Given task: Rewrite every line of the listing below as a numbered list, omitting any blank lines.

=== Information given ===

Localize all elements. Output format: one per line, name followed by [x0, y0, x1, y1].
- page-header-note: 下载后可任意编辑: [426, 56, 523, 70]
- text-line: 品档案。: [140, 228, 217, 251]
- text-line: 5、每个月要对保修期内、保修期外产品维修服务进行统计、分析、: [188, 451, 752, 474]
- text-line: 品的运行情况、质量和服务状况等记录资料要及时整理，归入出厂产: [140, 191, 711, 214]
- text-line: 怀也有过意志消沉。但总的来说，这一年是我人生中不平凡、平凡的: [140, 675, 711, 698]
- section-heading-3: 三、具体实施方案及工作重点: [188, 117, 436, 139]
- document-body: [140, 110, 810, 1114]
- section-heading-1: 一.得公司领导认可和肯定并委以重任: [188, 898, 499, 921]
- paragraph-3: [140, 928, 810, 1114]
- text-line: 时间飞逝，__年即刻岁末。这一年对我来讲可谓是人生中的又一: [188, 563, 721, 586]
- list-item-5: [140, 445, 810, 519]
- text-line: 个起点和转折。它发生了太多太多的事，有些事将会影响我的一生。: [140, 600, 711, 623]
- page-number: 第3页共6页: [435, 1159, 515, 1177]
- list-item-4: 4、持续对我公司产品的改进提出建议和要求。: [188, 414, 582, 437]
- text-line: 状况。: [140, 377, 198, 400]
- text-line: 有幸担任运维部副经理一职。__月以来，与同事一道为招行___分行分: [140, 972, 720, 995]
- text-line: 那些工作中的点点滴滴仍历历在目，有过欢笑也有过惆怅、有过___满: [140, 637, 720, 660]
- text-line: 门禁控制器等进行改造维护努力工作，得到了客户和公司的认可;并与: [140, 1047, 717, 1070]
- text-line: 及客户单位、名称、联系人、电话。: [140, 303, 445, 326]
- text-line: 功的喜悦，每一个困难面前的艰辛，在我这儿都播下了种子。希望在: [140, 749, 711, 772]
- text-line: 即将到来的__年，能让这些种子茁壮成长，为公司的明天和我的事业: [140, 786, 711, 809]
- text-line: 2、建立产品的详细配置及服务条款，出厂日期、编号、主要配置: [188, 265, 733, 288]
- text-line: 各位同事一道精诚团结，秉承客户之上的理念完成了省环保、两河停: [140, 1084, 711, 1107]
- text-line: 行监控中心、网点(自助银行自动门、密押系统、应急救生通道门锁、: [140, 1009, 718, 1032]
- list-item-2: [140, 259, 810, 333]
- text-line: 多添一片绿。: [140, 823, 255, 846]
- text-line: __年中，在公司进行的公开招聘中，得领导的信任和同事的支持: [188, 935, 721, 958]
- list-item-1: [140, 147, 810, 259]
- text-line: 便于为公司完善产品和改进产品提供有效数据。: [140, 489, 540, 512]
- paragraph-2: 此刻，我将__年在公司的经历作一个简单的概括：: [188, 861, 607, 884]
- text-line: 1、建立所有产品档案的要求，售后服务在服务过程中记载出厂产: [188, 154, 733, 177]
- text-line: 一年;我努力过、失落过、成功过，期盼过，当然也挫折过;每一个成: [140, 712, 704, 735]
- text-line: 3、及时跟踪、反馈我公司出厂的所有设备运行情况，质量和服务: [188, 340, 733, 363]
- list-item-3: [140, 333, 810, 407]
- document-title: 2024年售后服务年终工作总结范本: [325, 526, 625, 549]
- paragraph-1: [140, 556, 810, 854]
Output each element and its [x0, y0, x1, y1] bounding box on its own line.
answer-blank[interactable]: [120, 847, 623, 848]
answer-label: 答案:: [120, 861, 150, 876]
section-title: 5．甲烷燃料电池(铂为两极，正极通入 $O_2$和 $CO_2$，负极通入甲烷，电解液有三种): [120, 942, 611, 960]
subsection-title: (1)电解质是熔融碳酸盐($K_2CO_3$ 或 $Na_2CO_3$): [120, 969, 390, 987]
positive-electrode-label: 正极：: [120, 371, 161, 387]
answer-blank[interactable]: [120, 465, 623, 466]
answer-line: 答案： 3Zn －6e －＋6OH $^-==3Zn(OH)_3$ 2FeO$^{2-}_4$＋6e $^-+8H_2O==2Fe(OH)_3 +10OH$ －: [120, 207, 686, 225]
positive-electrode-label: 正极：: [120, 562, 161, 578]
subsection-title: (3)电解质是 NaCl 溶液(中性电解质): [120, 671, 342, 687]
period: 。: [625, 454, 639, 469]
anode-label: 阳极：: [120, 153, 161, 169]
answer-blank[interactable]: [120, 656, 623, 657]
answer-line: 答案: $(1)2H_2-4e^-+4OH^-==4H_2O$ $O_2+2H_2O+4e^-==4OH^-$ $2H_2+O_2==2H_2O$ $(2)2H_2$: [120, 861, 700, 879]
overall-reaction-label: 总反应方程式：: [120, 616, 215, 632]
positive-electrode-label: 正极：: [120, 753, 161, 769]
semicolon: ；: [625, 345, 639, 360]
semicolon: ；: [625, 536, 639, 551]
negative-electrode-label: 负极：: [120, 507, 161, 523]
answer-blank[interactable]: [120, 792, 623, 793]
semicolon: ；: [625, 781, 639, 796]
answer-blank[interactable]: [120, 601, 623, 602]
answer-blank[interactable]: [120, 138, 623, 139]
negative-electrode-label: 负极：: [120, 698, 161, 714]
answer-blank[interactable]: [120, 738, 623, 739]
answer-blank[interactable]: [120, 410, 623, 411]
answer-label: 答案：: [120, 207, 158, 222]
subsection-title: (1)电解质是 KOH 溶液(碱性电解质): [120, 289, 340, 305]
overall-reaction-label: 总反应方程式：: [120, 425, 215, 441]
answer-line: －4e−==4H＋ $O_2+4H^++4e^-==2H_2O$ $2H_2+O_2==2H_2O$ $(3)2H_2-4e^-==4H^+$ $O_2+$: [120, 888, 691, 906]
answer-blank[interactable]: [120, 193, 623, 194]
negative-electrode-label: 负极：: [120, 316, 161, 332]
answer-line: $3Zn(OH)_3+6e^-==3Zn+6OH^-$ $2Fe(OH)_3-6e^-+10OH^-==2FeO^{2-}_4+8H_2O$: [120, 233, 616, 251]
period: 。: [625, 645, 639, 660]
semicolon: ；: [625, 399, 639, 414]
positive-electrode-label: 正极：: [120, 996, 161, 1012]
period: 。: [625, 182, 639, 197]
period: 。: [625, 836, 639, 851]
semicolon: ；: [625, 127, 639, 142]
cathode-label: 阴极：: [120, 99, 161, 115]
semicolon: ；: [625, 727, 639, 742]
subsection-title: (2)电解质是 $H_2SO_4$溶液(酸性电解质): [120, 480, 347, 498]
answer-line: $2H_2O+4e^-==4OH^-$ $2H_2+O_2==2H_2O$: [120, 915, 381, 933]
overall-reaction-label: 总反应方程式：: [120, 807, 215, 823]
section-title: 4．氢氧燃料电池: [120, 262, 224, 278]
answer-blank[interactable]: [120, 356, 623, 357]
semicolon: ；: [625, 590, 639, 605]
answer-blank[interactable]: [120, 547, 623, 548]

===

Result:
1. Localize all elements. Output format: one per line, name followed by [x0, y0, x1, y1].
2. - page-header-note: 下载后可任意编辑: [426, 56, 523, 70]
3. - text-line: 品档案。: [140, 228, 217, 251]
4. - text-line: 5、每个月要对保修期内、保修期外产品维修服务进行统计、分析、: [188, 451, 752, 474]
5. - text-line: 品的运行情况、质量和服务状况等记录资料要及时整理，归入出厂产: [140, 191, 711, 214]
6. - text-line: 怀也有过意志消沉。但总的来说，这一年是我人生中不平凡、平凡的: [140, 675, 711, 698]
7. - section-heading-3: 三、具体实施方案及工作重点: [188, 117, 436, 139]
8. - document-body: [140, 110, 810, 1114]
9. - section-heading-1: 一.得公司领导认可和肯定并委以重任: [188, 898, 499, 921]
10. - paragraph-3: [140, 928, 810, 1114]
11. - text-line: 时间飞逝，__年即刻岁末。这一年对我来讲可谓是人生中的又一: [188, 563, 721, 586]
12. - list-item-5: [140, 445, 810, 519]
13. - text-line: 个起点和转折。它发生了太多太多的事，有些事将会影响我的一生。: [140, 600, 711, 623]
14. - page-number: 第3页共6页: [435, 1159, 515, 1177]
15. - list-item-4: 4、持续对我公司产品的改进提出建议和要求。: [188, 414, 582, 437]
16. - text-line: 状况。: [140, 377, 198, 400]
17. - text-line: 有幸担任运维部副经理一职。__月以来，与同事一道为招行___分行分: [140, 972, 720, 995]
18. - text-line: 那些工作中的点点滴滴仍历历在目，有过欢笑也有过惆怅、有过___满: [140, 637, 720, 660]
19. - text-line: 门禁控制器等进行改造维护努力工作，得到了客户和公司的认可;并与: [140, 1047, 717, 1070]
20. - text-line: 及客户单位、名称、联系人、电话。: [140, 303, 445, 326]
21. - text-line: 功的喜悦，每一个困难面前的艰辛，在我这儿都播下了种子。希望在: [140, 749, 711, 772]
22. - text-line: 即将到来的__年，能让这些种子茁壮成长，为公司的明天和我的事业: [140, 786, 711, 809]
23. - text-line: 2、建立产品的详细配置及服务条款，出厂日期、编号、主要配置: [188, 265, 733, 288]
24. - text-line: 各位同事一道精诚团结，秉承客户之上的理念完成了省环保、两河停: [140, 1084, 711, 1107]
25. - text-line: 行监控中心、网点(自助银行自动门、密押系统、应急救生通道门锁、: [140, 1009, 718, 1032]
26. - list-item-2: [140, 259, 810, 333]
27. - text-line: 多添一片绿。: [140, 823, 255, 846]
28. - text-line: __年中，在公司进行的公开招聘中，得领导的信任和同事的支持: [188, 935, 721, 958]
29. - list-item-1: [140, 147, 810, 259]
30. - text-line: 便于为公司完善产品和改进产品提供有效数据。: [140, 489, 540, 512]
31. - paragraph-2: 此刻，我将__年在公司的经历作一个简单的概括：: [188, 861, 607, 884]
32. - text-line: 1、建立所有产品档案的要求，售后服务在服务过程中记载出厂产: [188, 154, 733, 177]
33. - text-line: 一年;我努力过、失落过、成功过，期盼过，当然也挫折过;每一个成: [140, 712, 704, 735]
34. - text-line: 3、及时跟踪、反馈我公司出厂的所有设备运行情况，质量和服务: [188, 340, 733, 363]
35. - list-item-3: [140, 333, 810, 407]
36. - document-title: 2024年售后服务年终工作总结范本: [325, 526, 625, 549]
37. - paragraph-1: [140, 556, 810, 854]
38. Output each element and its [x0, y0, x1, y1] bounding box on its own line.
39. answer-blank[interactable]: [120, 847, 623, 848]
40. answer-label: 答案:: [120, 861, 150, 876]
41. section-title: 5．甲烷燃料电池(铂为两极，正极通入 $O_2$和 $CO_2$，负极通入甲烷，电解液有三种): [120, 942, 611, 960]
42. subsection-title: (1)电解质是熔融碳酸盐($K_2CO_3$ 或 $Na_2CO_3$): [120, 969, 390, 987]
43. positive-electrode-label: 正极：: [120, 371, 161, 387]
44. answer-blank[interactable]: [120, 465, 623, 466]
45. answer-line: 答案： 3Zn －6e －＋6OH $^-==3Zn(OH)_3$ 2FeO$^{2-}_4$＋6e $^-+8H_2O==2Fe(OH)_3 +10OH$ －: [120, 207, 686, 225]
46. positive-electrode-label: 正极：: [120, 562, 161, 578]
47. subsection-title: (3)电解质是 NaCl 溶液(中性电解质): [120, 671, 342, 687]
48. period: 。: [625, 454, 639, 469]
49. anode-label: 阳极：: [120, 153, 161, 169]
50. answer-blank[interactable]: [120, 656, 623, 657]
51. answer-line: 答案: $(1)2H_2-4e^-+4OH^-==4H_2O$ $O_2+2H_2O+4e^-==4OH^-$ $2H_2+O_2==2H_2O$ $(2)2H_2$: [120, 861, 700, 879]
52. overall-reaction-label: 总反应方程式：: [120, 616, 215, 632]
53. positive-electrode-label: 正极：: [120, 753, 161, 769]
54. semicolon: ；: [625, 345, 639, 360]
55. semicolon: ；: [625, 536, 639, 551]
56. negative-electrode-label: 负极：: [120, 507, 161, 523]
57. answer-blank[interactable]: [120, 792, 623, 793]
58. semicolon: ；: [625, 781, 639, 796]
59. answer-blank[interactable]: [120, 601, 623, 602]
60. answer-blank[interactable]: [120, 138, 623, 139]
61. negative-electrode-label: 负极：: [120, 698, 161, 714]
62. answer-blank[interactable]: [120, 738, 623, 739]
63. answer-blank[interactable]: [120, 410, 623, 411]
64. answer-label: 答案：: [120, 207, 158, 222]
65. subsection-title: (1)电解质是 KOH 溶液(碱性电解质): [120, 289, 340, 305]
66. overall-reaction-label: 总反应方程式：: [120, 425, 215, 441]
67. answer-line: －4e−==4H＋ $O_2+4H^++4e^-==2H_2O$ $2H_2+O_2==2H_2O$ $(3)2H_2-4e^-==4H^+$ $O_2+$: [120, 888, 691, 906]
68. answer-blank[interactable]: [120, 193, 623, 194]
69. negative-electrode-label: 负极：: [120, 316, 161, 332]
70. answer-line: $3Zn(OH)_3+6e^-==3Zn+6OH^-$ $2Fe(OH)_3-6e^-+10OH^-==2FeO^{2-}_4+8H_2O$: [120, 233, 616, 251]
71. period: 。: [625, 645, 639, 660]
72. semicolon: ；: [625, 399, 639, 414]
73. positive-electrode-label: 正极：: [120, 996, 161, 1012]
74. period: 。: [625, 182, 639, 197]
75. period: 。: [625, 836, 639, 851]
76. semicolon: ；: [625, 127, 639, 142]
77. cathode-label: 阴极：: [120, 99, 161, 115]
78. semicolon: ；: [625, 727, 639, 742]
79. subsection-title: (2)电解质是 $H_2SO_4$溶液(酸性电解质): [120, 480, 347, 498]
80. answer-line: $2H_2O+4e^-==4OH^-$ $2H_2+O_2==2H_2O$: [120, 915, 381, 933]
81. overall-reaction-label: 总反应方程式：: [120, 807, 215, 823]
82. section-title: 4．氢氧燃料电池: [120, 262, 224, 278]
83. answer-blank[interactable]: [120, 356, 623, 357]
84. semicolon: ；: [625, 590, 639, 605]
85. answer-blank[interactable]: [120, 547, 623, 548]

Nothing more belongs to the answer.